Brief: Skip the pictures and extract all of the lines exactly as written.

· · · · ·

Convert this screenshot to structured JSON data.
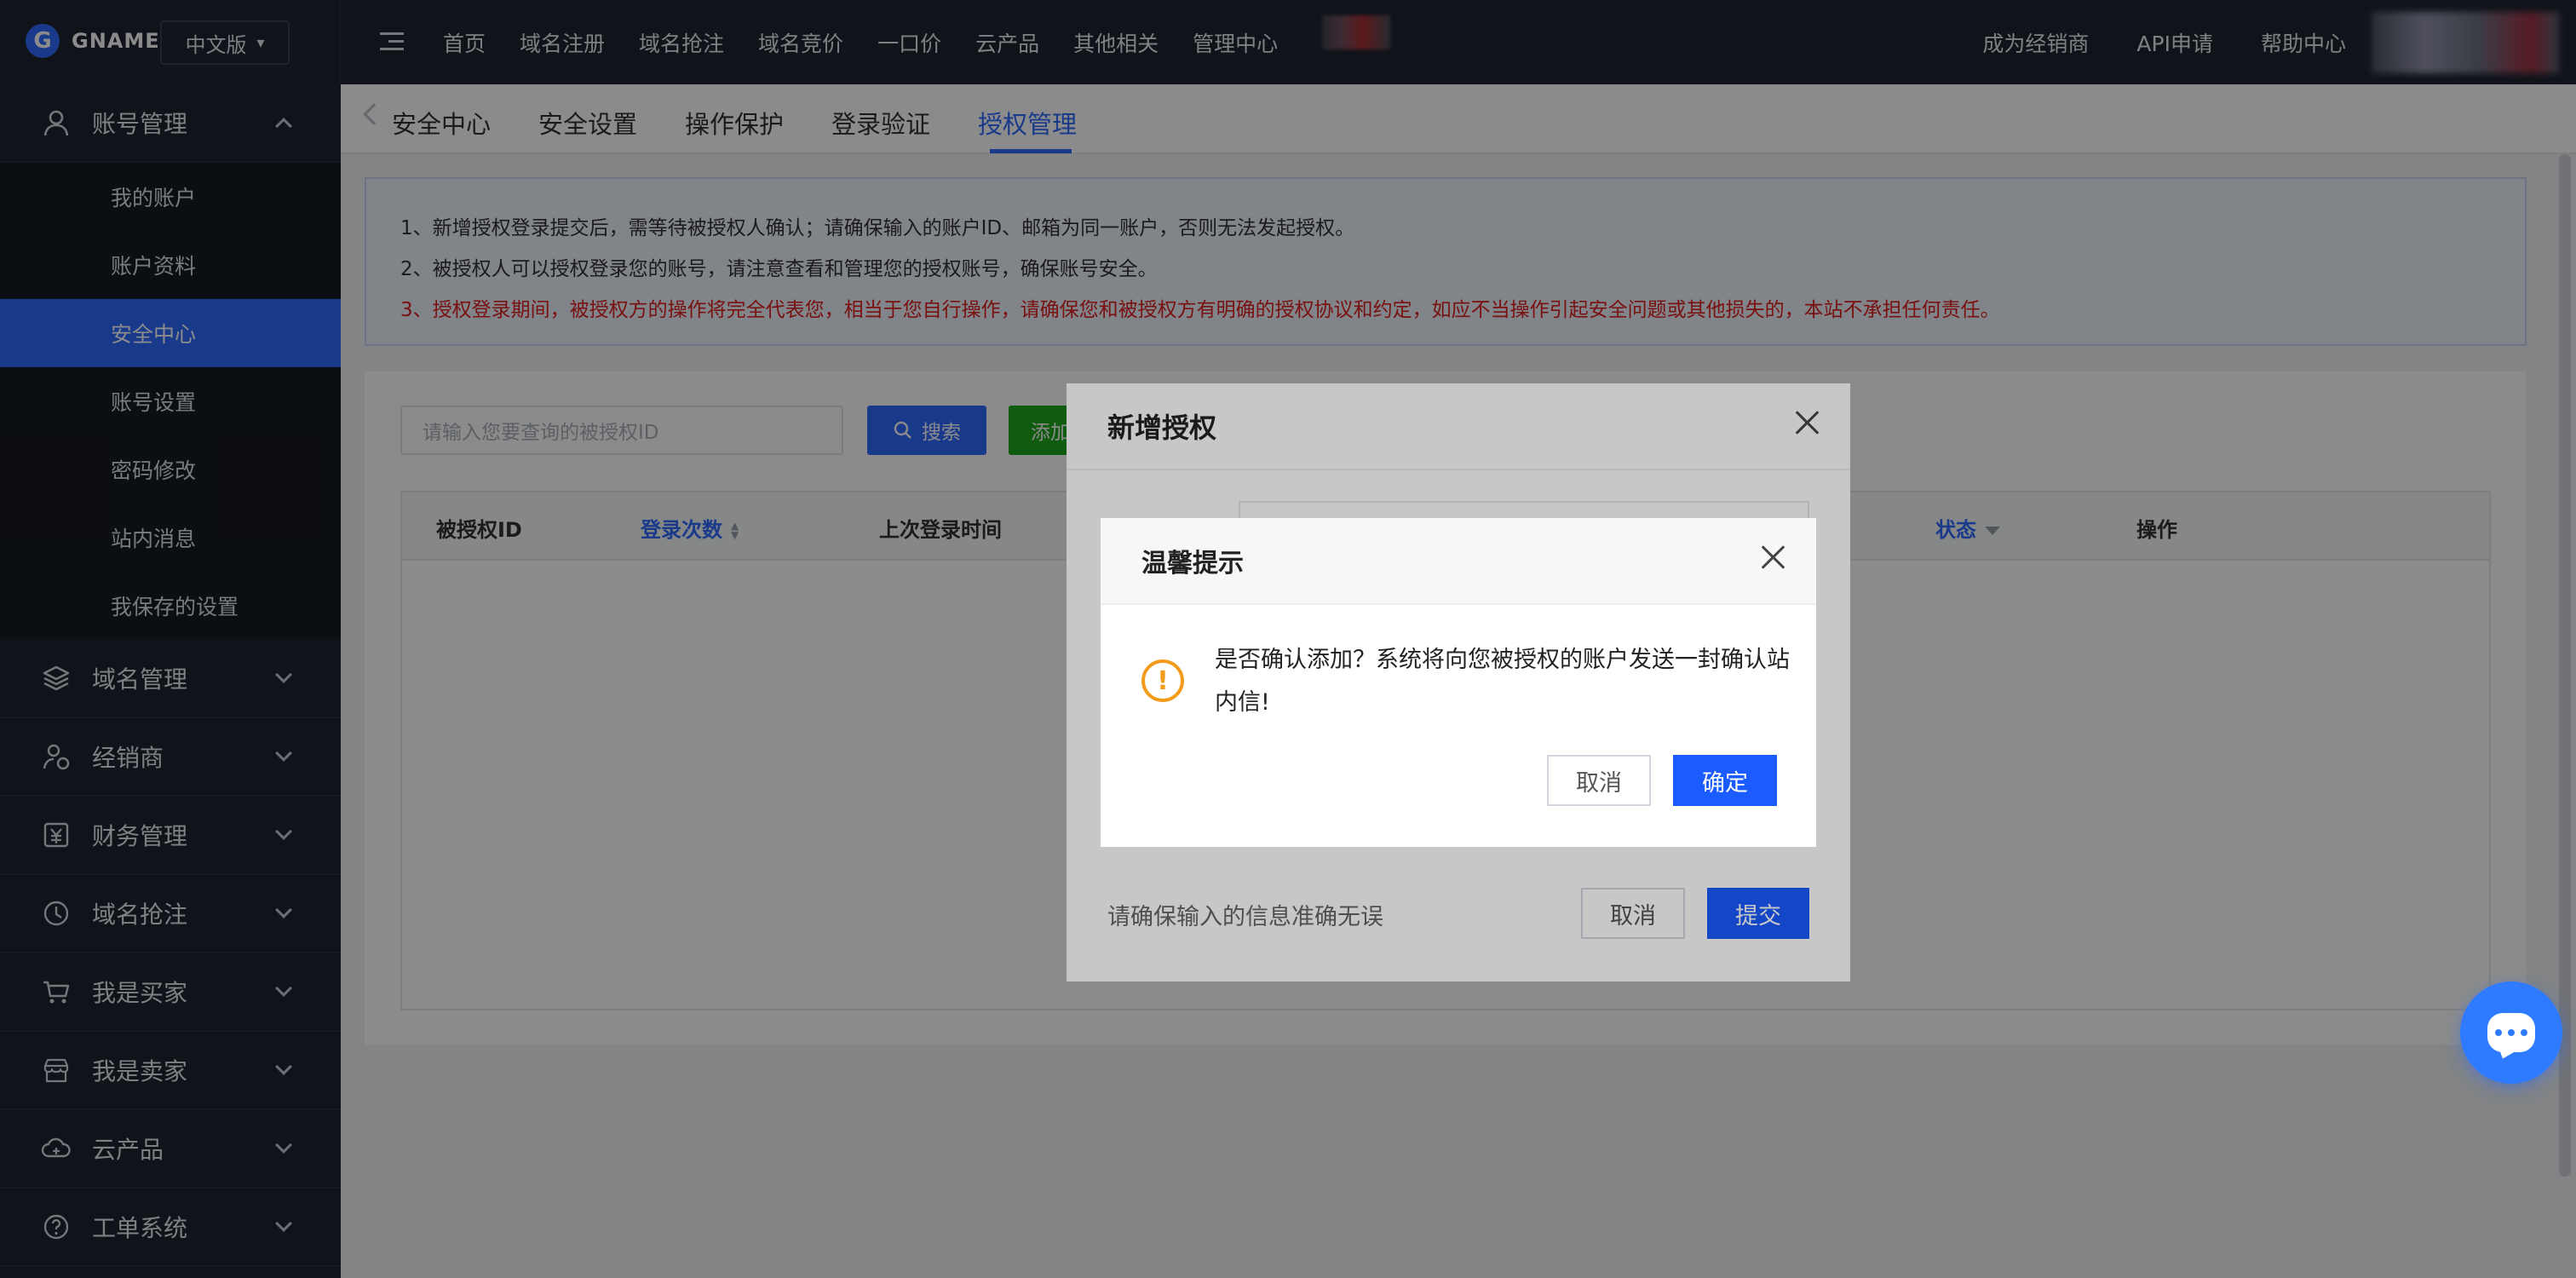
{
  "brand": {
    "logo_letter": "G",
    "name": "GNAME"
  },
  "language": {
    "selected": "中文版"
  },
  "topnav": {
    "items": [
      "首页",
      "域名注册",
      "域名抢注",
      "域名竞价",
      "一口价",
      "云产品",
      "其他相关",
      "管理中心"
    ],
    "right_items": [
      "成为经销商",
      "API申请",
      "帮助中心"
    ]
  },
  "sidebar": {
    "account_group": "账号管理",
    "sub_items": [
      "我的账户",
      "账户资料",
      "安全中心",
      "账号设置",
      "密码修改",
      "站内消息",
      "我保存的设置"
    ],
    "active_sub": "安全中心",
    "groups": [
      "域名管理",
      "经销商",
      "财务管理",
      "域名抢注",
      "我是买家",
      "我是卖家",
      "云产品",
      "工单系统"
    ]
  },
  "tabs": {
    "items": [
      "安全中心",
      "安全设置",
      "操作保护",
      "登录验证",
      "授权管理"
    ],
    "active": "授权管理"
  },
  "notice": {
    "line1": "1、新增授权登录提交后，需等待被授权人确认；请确保输入的账户ID、邮箱为同一账户，否则无法发起授权。",
    "line2": "2、被授权人可以授权登录您的账号，请注意查看和管理您的授权账号，确保账号安全。",
    "line3": "3、授权登录期间，被授权方的操作将完全代表您，相当于您自行操作，请确保您和被授权方有明确的授权协议和约定，如应不当操作引起安全问题或其他损失的，本站不承担任何责任。"
  },
  "search": {
    "placeholder": "请输入您要查询的被授权ID",
    "button": "搜索",
    "add_button": "添加"
  },
  "table": {
    "headers": {
      "id": "被授权ID",
      "login_count": "登录次数",
      "last_login": "上次登录时间",
      "status": "状态",
      "action": "操作"
    }
  },
  "modal_add": {
    "title": "新增授权",
    "footer_text": "请确保输入的信息准确无误",
    "cancel": "取消",
    "submit": "提交"
  },
  "modal_confirm": {
    "title": "温馨提示",
    "message": "是否确认添加？系统将向您被授权的账户发送一封确认站内信!",
    "cancel": "取消",
    "confirm": "确定"
  },
  "colors": {
    "accent": "#2f6bff",
    "sidebar_bg": "#1f2430",
    "danger_text": "#e02020",
    "warning": "#f39c1c",
    "success": "#1ea81e"
  }
}
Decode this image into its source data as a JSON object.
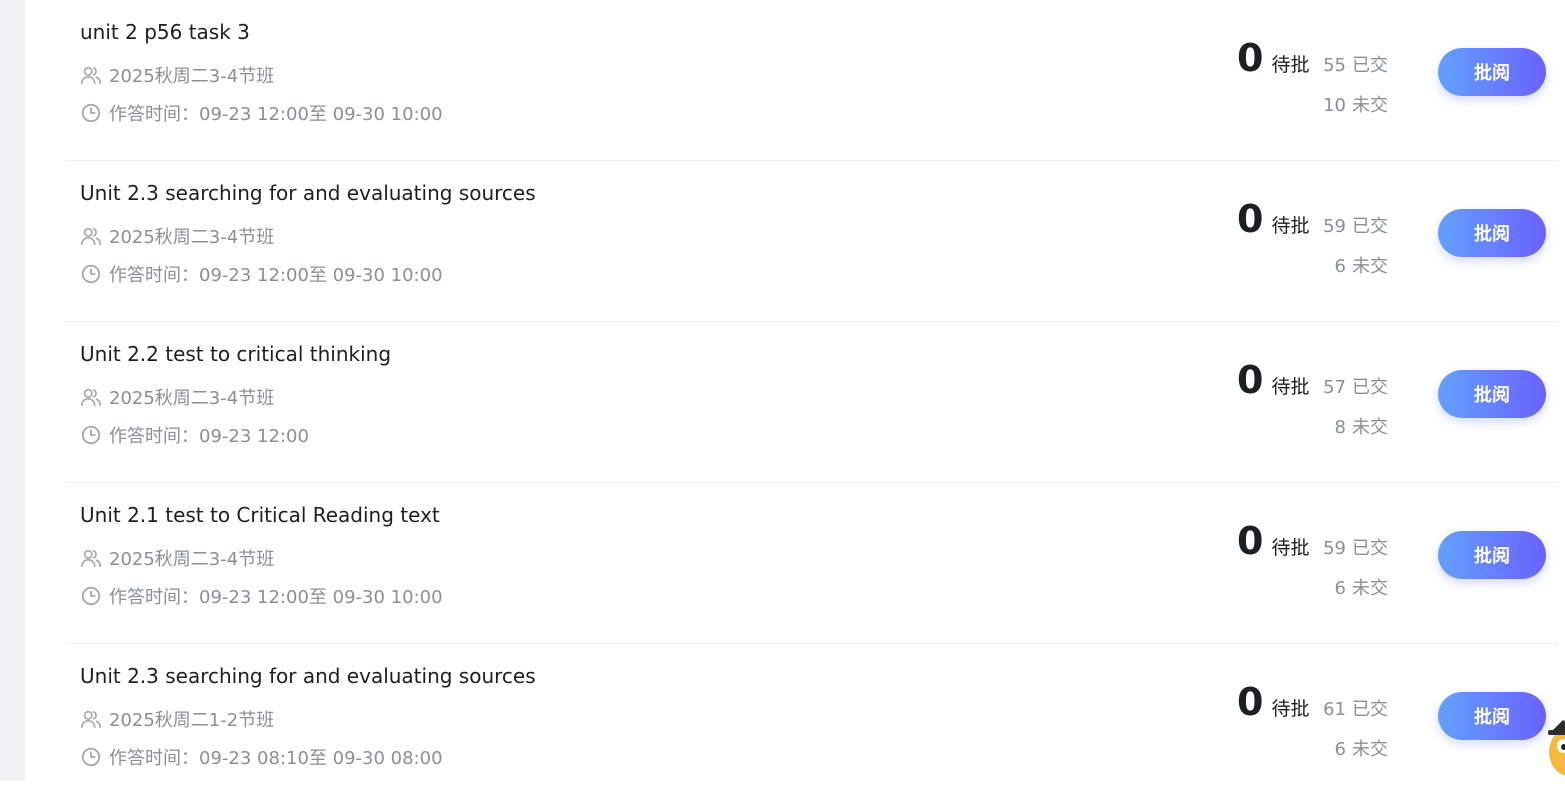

· · · · ·

Task response:
Convert this screenshot to structured JSON data.
{
  "brand": {
    "logo_letter": "G",
    "name": "GNAME"
  },
  "language": {
    "selected": "中文版"
  },
  "topnav": {
    "items": [
      "首页",
      "域名注册",
      "域名抢注",
      "域名竞价",
      "一口价",
      "云产品",
      "其他相关",
      "管理中心"
    ],
    "right_items": [
      "成为经销商",
      "API申请",
      "帮助中心"
    ]
  },
  "sidebar": {
    "account_group": "账号管理",
    "sub_items": [
      "我的账户",
      "账户资料",
      "安全中心",
      "账号设置",
      "密码修改",
      "站内消息",
      "我保存的设置"
    ],
    "active_sub": "安全中心",
    "groups": [
      "域名管理",
      "经销商",
      "财务管理",
      "域名抢注",
      "我是买家",
      "我是卖家",
      "云产品",
      "工单系统"
    ]
  },
  "tabs": {
    "items": [
      "安全中心",
      "安全设置",
      "操作保护",
      "登录验证",
      "授权管理"
    ],
    "active": "授权管理"
  },
  "notice": {
    "line1": "1、新增授权登录提交后，需等待被授权人确认；请确保输入的账户ID、邮箱为同一账户，否则无法发起授权。",
    "line2": "2、被授权人可以授权登录您的账号，请注意查看和管理您的授权账号，确保账号安全。",
    "line3": "3、授权登录期间，被授权方的操作将完全代表您，相当于您自行操作，请确保您和被授权方有明确的授权协议和约定，如应不当操作引起安全问题或其他损失的，本站不承担任何责任。"
  },
  "search": {
    "placeholder": "请输入您要查询的被授权ID",
    "button": "搜索",
    "add_button": "添加"
  },
  "table": {
    "headers": {
      "id": "被授权ID",
      "login_count": "登录次数",
      "last_login": "上次登录时间",
      "status": "状态",
      "action": "操作"
    }
  },
  "modal_add": {
    "title": "新增授权",
    "footer_text": "请确保输入的信息准确无误",
    "cancel": "取消",
    "submit": "提交"
  },
  "modal_confirm": {
    "title": "温馨提示",
    "message": "是否确认添加？系统将向您被授权的账户发送一封确认站内信!",
    "cancel": "取消",
    "confirm": "确定"
  },
  "colors": {
    "accent": "#2f6bff",
    "sidebar_bg": "#1f2430",
    "danger_text": "#e02020",
    "warning": "#f39c1c",
    "success": "#1ea81e"
  }
}
Decode this image into its source data as a JSON object.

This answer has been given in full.